Review the lines that follow and copy each one that contains the word "clock".
═══ SOURCE MATERIAL ═══
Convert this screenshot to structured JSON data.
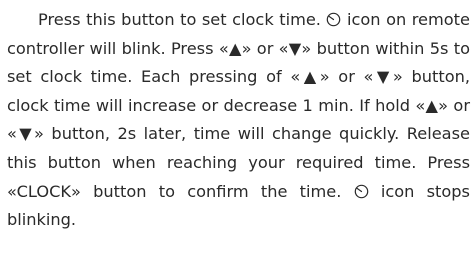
{
  "icons": {
    "clock": "clock-icon"
  },
  "paragraph": {
    "s1": "Press this button to set clock time. ",
    "s2": " icon on remote controller will blink. Press «▲» or «▼» button within 5s to set clock time. Each pressing of «▲» or «▼» button, clock time will increase or decrease 1 min. If hold «▲» or «▼» button, 2s later, time will change quickly. Release this button when reaching your required time. Press «CLOCK» button to confirm the time. ",
    "s3": " icon stops blinking."
  }
}
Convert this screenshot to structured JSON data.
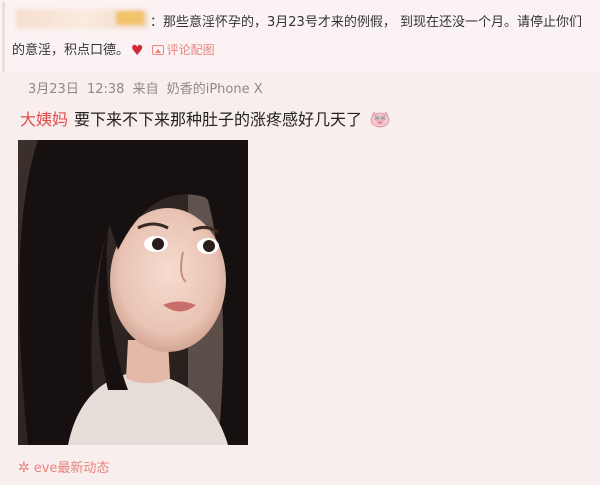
{
  "reply": {
    "text_line1": "：那些意淫怀孕的，3月23号才来的例假， 到现在还没一个月。请停止你们",
    "text_line2": "的意淫，积点口德。",
    "heart_icon": "heart-icon",
    "image_link_label": "评论配图"
  },
  "post": {
    "date": "3月23日",
    "time": "12:38",
    "source_prefix": "来自",
    "source": "奶香的iPhone X",
    "topic": "大姨妈",
    "body": "要下来不下来那种肚子的涨疼感好几天了",
    "emoji_icon": "pig-emoji-icon"
  },
  "footer": {
    "label": "eve最新动态",
    "icon": "sparkle-icon"
  },
  "colors": {
    "background": "#f9eeee",
    "accent": "#e9837c",
    "topic": "#e44b4b"
  }
}
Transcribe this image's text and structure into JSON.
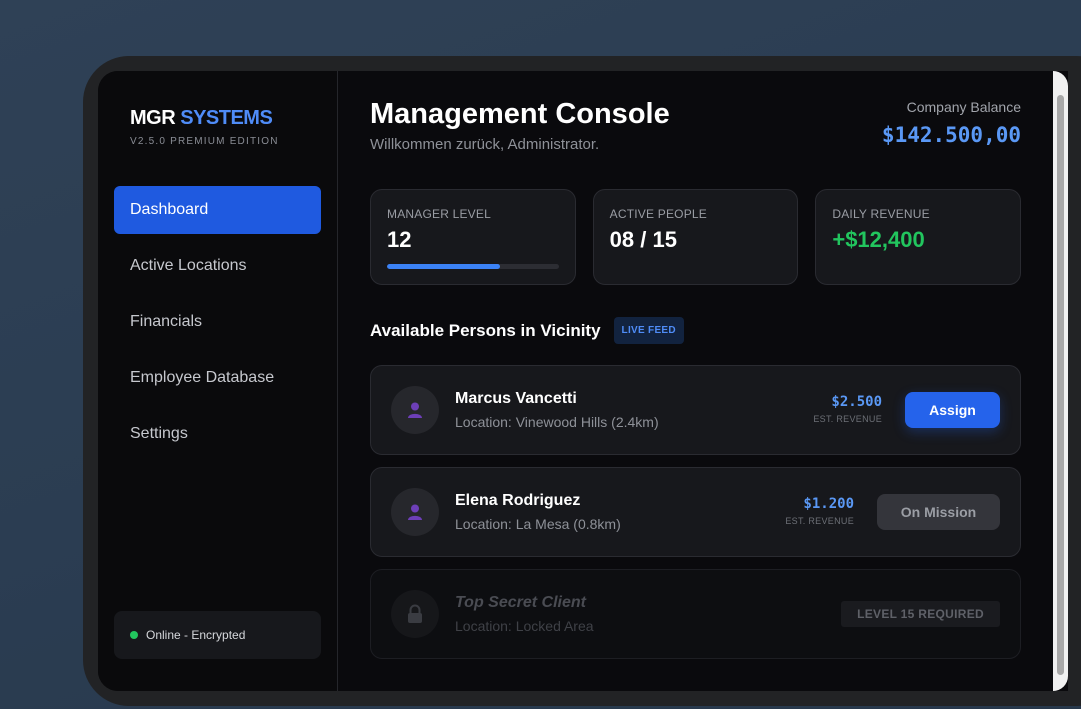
{
  "brand": {
    "name_main": "MGR",
    "name_accent": "SYSTEMS",
    "edition": "V2.5.0 PREMIUM EDITION"
  },
  "sidebar": {
    "items": [
      {
        "label": "Dashboard",
        "active": true
      },
      {
        "label": "Active Locations"
      },
      {
        "label": "Financials"
      },
      {
        "label": "Employee Database"
      },
      {
        "label": "Settings"
      }
    ],
    "status": "Online - Encrypted"
  },
  "header": {
    "title": "Management Console",
    "subtitle": "Willkommen zurück, Administrator.",
    "balance_label": "Company Balance",
    "balance_value": "$142.500,00"
  },
  "stats": {
    "manager_level": {
      "label": "MANAGER LEVEL",
      "value": "12",
      "progress": 0.66
    },
    "active_people": {
      "label": "ACTIVE PEOPLE",
      "value": "08 / 15"
    },
    "daily_revenue": {
      "label": "DAILY REVENUE",
      "value": "+$12,400"
    }
  },
  "section": {
    "title": "Available Persons in Vicinity",
    "badge": "LIVE FEED"
  },
  "persons": [
    {
      "name": "Marcus Vancetti",
      "location": "Location: Vinewood Hills (2.4km)",
      "revenue": "$2.500",
      "revenue_label": "EST. REVENUE",
      "action": "Assign"
    },
    {
      "name": "Elena Rodriguez",
      "location": "Location: La Mesa (0.8km)",
      "revenue": "$1.200",
      "revenue_label": "EST. REVENUE",
      "action": "On Mission"
    },
    {
      "name": "Top Secret Client",
      "location": "Location: Locked Area",
      "requirement": "LEVEL 15 REQUIRED"
    }
  ],
  "colors": {
    "accent": "#2563eb",
    "accent_text": "#4f8cf7",
    "positive": "#22c55e",
    "background": "#0a0a0d"
  }
}
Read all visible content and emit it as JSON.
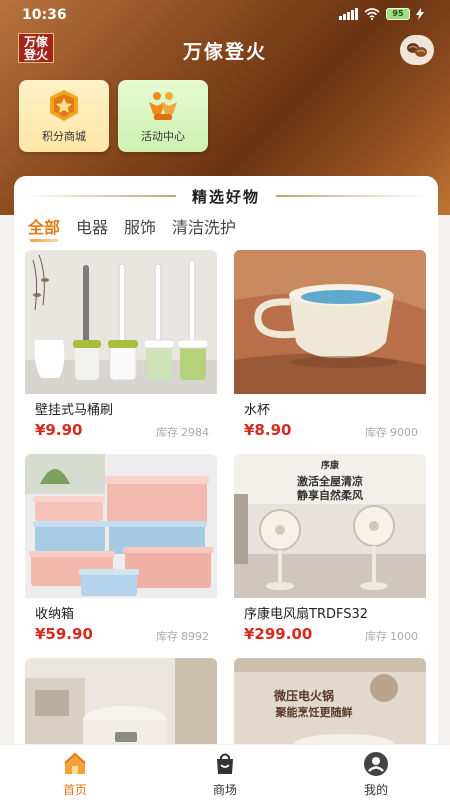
{
  "status_bar": {
    "time": "10:36",
    "battery": "95"
  },
  "header": {
    "logo_text_line1": "万傢",
    "logo_text_line2": "登火",
    "title": "万傢登火"
  },
  "quick_entries": [
    {
      "label": "积分商城",
      "icon": "points-mall-icon"
    },
    {
      "label": "活动中心",
      "icon": "activity-center-icon"
    }
  ],
  "section": {
    "title": "精选好物"
  },
  "tabs": [
    {
      "label": "全部",
      "active": true
    },
    {
      "label": "电器",
      "active": false
    },
    {
      "label": "服饰",
      "active": false
    },
    {
      "label": "清洁洗护",
      "active": false
    }
  ],
  "stock_label": "库存",
  "products": [
    {
      "name": "壁挂式马桶刷",
      "price": "¥9.90",
      "stock": "2984"
    },
    {
      "name": "水杯",
      "price": "¥8.90",
      "stock": "9000"
    },
    {
      "name": "收纳箱",
      "price": "¥59.90",
      "stock": "8992"
    },
    {
      "name": "序康电风扇TRDFS32",
      "price": "¥299.00",
      "stock": "1000"
    }
  ],
  "product_image_text": {
    "fan_brand": "序康",
    "fan_slogan1": "激活全屋清凉",
    "fan_slogan2": "静享自然柔风",
    "cooker_slogan1": "微压电火锅",
    "cooker_slogan2": "聚能烹饪更随鲜"
  },
  "bottom_nav": [
    {
      "label": "首页",
      "active": true
    },
    {
      "label": "商场",
      "active": false
    },
    {
      "label": "我的",
      "active": false
    }
  ],
  "colors": {
    "accent": "#e07b18",
    "price": "#d62a1e",
    "header_brown": "#8a4a1e"
  }
}
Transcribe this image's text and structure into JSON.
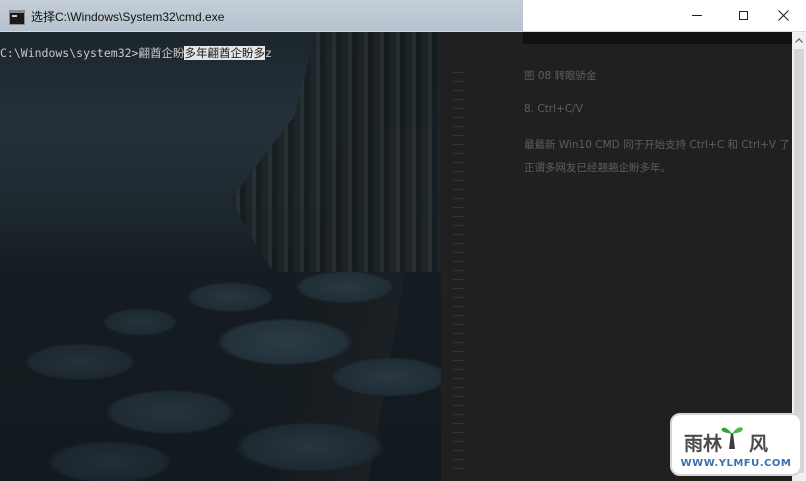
═══
### WRITTEN RESPONSE
    "clock": "clock-icon"
    "s1": "Press this button to set clock time. ",
    "s2": " icon on remote controller will blink. Press «▲» or «▼» button within 5s to set clock time. Each pressing of «▲» or «▼» button, clock time will increase or decrease 1 min. If hold «▲» or «▼» button, 2s later, time will change quickly. Release this button when reaching your required time. Press «CLOCK» button to confirm the time. ",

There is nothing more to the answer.